Exercise description: Search the material below for the string "области" and extract each line that has it.

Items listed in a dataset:
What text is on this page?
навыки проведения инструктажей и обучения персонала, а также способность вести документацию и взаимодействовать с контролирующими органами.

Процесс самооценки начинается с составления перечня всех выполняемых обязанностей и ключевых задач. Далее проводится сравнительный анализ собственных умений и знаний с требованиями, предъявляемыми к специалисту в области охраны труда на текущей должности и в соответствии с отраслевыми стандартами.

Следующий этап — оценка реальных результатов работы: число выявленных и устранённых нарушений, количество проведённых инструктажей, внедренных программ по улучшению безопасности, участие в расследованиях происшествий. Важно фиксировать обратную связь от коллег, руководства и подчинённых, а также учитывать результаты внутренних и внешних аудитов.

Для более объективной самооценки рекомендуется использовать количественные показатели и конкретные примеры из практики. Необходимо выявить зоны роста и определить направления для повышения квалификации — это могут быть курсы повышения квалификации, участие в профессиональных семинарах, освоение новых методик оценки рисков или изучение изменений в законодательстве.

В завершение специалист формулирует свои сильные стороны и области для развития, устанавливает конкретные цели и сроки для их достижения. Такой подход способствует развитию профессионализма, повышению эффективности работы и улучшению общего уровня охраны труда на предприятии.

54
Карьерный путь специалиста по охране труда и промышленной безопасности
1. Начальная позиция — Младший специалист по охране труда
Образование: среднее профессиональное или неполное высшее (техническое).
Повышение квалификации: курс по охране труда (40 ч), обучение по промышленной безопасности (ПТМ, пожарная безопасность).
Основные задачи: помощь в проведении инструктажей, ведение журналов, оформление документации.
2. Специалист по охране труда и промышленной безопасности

Finished task:
Процесс самооценки начинается с составления перечня всех выполняемых обязанностей и ключевых задач. Далее проводится сравнительный анализ собственных умений и знаний с требованиями, предъявляемыми к специалисту в области охраны труда на текущей должности и в соответствии с отраслевыми стандартами.
В завершение специалист формулирует свои сильные стороны и области для развития, устанавливает конкретные цели и сроки для их достижения. Такой подход способствует развитию профессионализма, повышению эффективности работы и улучшению общего уровня охраны труда на предприятии.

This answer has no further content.